WHAT YOU SHOULD DO
Return every entry exactly.
— start SOURCE DATA —
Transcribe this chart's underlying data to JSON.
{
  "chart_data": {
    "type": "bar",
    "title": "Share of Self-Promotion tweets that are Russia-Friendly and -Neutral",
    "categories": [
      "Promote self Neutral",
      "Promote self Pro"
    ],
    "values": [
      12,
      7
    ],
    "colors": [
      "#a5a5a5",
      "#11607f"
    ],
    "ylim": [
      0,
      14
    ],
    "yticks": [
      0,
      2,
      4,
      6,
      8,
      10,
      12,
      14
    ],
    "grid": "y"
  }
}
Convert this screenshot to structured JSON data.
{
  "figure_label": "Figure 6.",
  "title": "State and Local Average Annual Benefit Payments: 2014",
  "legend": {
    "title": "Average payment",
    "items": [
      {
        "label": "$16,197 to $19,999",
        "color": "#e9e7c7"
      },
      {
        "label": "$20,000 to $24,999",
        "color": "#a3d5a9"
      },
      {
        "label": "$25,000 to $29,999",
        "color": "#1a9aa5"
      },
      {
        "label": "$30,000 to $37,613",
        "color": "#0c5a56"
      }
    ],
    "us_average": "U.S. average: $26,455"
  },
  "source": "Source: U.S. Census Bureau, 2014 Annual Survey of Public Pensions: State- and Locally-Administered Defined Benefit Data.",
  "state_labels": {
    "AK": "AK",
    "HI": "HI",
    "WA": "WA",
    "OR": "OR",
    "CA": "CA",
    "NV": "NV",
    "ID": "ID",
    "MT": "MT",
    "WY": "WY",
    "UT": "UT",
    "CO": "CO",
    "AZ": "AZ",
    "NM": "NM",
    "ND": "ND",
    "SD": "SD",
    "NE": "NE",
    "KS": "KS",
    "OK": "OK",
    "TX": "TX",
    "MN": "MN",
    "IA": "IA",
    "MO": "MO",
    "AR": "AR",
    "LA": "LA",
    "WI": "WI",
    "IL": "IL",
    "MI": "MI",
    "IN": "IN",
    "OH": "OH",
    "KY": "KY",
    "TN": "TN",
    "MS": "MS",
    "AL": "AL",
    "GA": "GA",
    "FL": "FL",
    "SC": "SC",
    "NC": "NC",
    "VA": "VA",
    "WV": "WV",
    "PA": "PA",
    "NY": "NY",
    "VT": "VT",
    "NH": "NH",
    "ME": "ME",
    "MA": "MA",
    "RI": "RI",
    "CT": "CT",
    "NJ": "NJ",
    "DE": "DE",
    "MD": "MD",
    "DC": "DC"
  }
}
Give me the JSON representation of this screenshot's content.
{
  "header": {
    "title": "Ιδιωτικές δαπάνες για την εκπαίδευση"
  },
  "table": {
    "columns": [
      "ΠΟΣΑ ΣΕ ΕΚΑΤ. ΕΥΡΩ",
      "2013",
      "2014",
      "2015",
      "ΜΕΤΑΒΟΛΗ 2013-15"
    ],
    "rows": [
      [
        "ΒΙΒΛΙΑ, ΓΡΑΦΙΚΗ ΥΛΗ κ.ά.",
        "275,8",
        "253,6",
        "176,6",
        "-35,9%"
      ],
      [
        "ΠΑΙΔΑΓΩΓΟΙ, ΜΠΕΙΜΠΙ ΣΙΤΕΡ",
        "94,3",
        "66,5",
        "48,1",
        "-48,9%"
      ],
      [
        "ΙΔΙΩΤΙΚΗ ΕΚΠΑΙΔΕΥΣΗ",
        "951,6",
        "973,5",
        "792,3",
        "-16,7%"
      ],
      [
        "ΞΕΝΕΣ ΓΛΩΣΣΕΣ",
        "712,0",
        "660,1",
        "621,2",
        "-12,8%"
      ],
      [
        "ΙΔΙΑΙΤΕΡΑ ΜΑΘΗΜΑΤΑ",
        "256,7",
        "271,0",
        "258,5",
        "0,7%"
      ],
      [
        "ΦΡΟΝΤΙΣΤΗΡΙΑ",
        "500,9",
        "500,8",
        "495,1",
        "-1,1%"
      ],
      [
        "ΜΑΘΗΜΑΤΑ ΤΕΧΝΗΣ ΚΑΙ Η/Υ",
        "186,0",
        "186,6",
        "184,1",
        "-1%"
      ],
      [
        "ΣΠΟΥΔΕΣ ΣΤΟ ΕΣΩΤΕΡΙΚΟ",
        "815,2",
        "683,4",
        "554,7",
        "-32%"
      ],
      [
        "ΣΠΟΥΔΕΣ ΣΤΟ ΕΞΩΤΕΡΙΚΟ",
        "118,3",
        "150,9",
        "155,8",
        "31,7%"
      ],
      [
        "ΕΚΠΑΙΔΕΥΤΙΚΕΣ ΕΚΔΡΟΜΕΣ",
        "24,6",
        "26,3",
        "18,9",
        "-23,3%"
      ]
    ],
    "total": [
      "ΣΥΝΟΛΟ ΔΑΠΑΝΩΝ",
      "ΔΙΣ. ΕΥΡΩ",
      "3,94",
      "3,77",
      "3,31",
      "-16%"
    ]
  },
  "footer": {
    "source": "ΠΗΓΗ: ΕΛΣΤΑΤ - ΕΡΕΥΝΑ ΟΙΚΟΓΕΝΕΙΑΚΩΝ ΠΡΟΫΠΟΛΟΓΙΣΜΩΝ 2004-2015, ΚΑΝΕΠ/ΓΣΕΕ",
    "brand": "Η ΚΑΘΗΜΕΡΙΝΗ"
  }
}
— end SOURCE DATA —
REPLY
Transcribe this chart's underlying data to JSON.
{
  "chart_data": {
    "type": "bar",
    "title": "Share of Self-Promotion tweets that are Russia-Friendly and -Neutral",
    "categories": [
      "Promote self Neutral",
      "Promote self Pro"
    ],
    "values": [
      12,
      7
    ],
    "colors": [
      "#a5a5a5",
      "#11607f"
    ],
    "ylim": [
      0,
      14
    ],
    "yticks": [
      0,
      2,
      4,
      6,
      8,
      10,
      12,
      14
    ],
    "grid": "y"
  }
}
Convert this screenshot to structured JSON data.
{
  "figure_label": "Figure 6.",
  "title": "State and Local Average Annual Benefit Payments: 2014",
  "legend": {
    "title": "Average payment",
    "items": [
      {
        "label": "$16,197 to $19,999",
        "color": "#e9e7c7"
      },
      {
        "label": "$20,000 to $24,999",
        "color": "#a3d5a9"
      },
      {
        "label": "$25,000 to $29,999",
        "color": "#1a9aa5"
      },
      {
        "label": "$30,000 to $37,613",
        "color": "#0c5a56"
      }
    ],
    "us_average": "U.S. average: $26,455"
  },
  "source": "Source: U.S. Census Bureau, 2014 Annual Survey of Public Pensions: State- and Locally-Administered Defined Benefit Data.",
  "state_labels": {
    "AK": "AK",
    "HI": "HI",
    "WA": "WA",
    "OR": "OR",
    "CA": "CA",
    "NV": "NV",
    "ID": "ID",
    "MT": "MT",
    "WY": "WY",
    "UT": "UT",
    "CO": "CO",
    "AZ": "AZ",
    "NM": "NM",
    "ND": "ND",
    "SD": "SD",
    "NE": "NE",
    "KS": "KS",
    "OK": "OK",
    "TX": "TX",
    "MN": "MN",
    "IA": "IA",
    "MO": "MO",
    "AR": "AR",
    "LA": "LA",
    "WI": "WI",
    "IL": "IL",
    "MI": "MI",
    "IN": "IN",
    "OH": "OH",
    "KY": "KY",
    "TN": "TN",
    "MS": "MS",
    "AL": "AL",
    "GA": "GA",
    "FL": "FL",
    "SC": "SC",
    "NC": "NC",
    "VA": "VA",
    "WV": "WV",
    "PA": "PA",
    "NY": "NY",
    "VT": "VT",
    "NH": "NH",
    "ME": "ME",
    "MA": "MA",
    "RI": "RI",
    "CT": "CT",
    "NJ": "NJ",
    "DE": "DE",
    "MD": "MD",
    "DC": "DC"
  }
}
Give me the JSON representation of this screenshot's content.
{
  "header": {
    "title": "Ιδιωτικές δαπάνες για την εκπαίδευση"
  },
  "table": {
    "columns": [
      "ΠΟΣΑ ΣΕ ΕΚΑΤ. ΕΥΡΩ",
      "2013",
      "2014",
      "2015",
      "ΜΕΤΑΒΟΛΗ 2013-15"
    ],
    "rows": [
      [
        "ΒΙΒΛΙΑ, ΓΡΑΦΙΚΗ ΥΛΗ κ.ά.",
        "275,8",
        "253,6",
        "176,6",
        "-35,9%"
      ],
      [
        "ΠΑΙΔΑΓΩΓΟΙ, ΜΠΕΙΜΠΙ ΣΙΤΕΡ",
        "94,3",
        "66,5",
        "48,1",
        "-48,9%"
      ],
      [
        "ΙΔΙΩΤΙΚΗ ΕΚΠΑΙΔΕΥΣΗ",
        "951,6",
        "973,5",
        "792,3",
        "-16,7%"
      ],
      [
        "ΞΕΝΕΣ ΓΛΩΣΣΕΣ",
        "712,0",
        "660,1",
        "621,2",
        "-12,8%"
      ],
      [
        "ΙΔΙΑΙΤΕΡΑ ΜΑΘΗΜΑΤΑ",
        "256,7",
        "271,0",
        "258,5",
        "0,7%"
      ],
      [
        "ΦΡΟΝΤΙΣΤΗΡΙΑ",
        "500,9",
        "500,8",
        "495,1",
        "-1,1%"
      ],
      [
        "ΜΑΘΗΜΑΤΑ ΤΕΧΝΗΣ ΚΑΙ Η/Υ",
        "186,0",
        "186,6",
        "184,1",
        "-1%"
      ],
      [
        "ΣΠΟΥΔΕΣ ΣΤΟ ΕΣΩΤΕΡΙΚΟ",
        "815,2",
        "683,4",
        "554,7",
        "-32%"
      ],
      [
        "ΣΠΟΥΔΕΣ ΣΤΟ ΕΞΩΤΕΡΙΚΟ",
        "118,3",
        "150,9",
        "155,8",
        "31,7%"
      ],
      [
        "ΕΚΠΑΙΔΕΥΤΙΚΕΣ ΕΚΔΡΟΜΕΣ",
        "24,6",
        "26,3",
        "18,9",
        "-23,3%"
      ]
    ],
    "total": [
      "ΣΥΝΟΛΟ ΔΑΠΑΝΩΝ",
      "ΔΙΣ. ΕΥΡΩ",
      "3,94",
      "3,77",
      "3,31",
      "-16%"
    ]
  },
  "footer": {
    "source": "ΠΗΓΗ: ΕΛΣΤΑΤ - ΕΡΕΥΝΑ ΟΙΚΟΓΕΝΕΙΑΚΩΝ ΠΡΟΫΠΟΛΟΓΙΣΜΩΝ 2004-2015, ΚΑΝΕΠ/ΓΣΕΕ",
    "brand": "Η ΚΑΘΗΜΕΡΙΝΗ"
  }
}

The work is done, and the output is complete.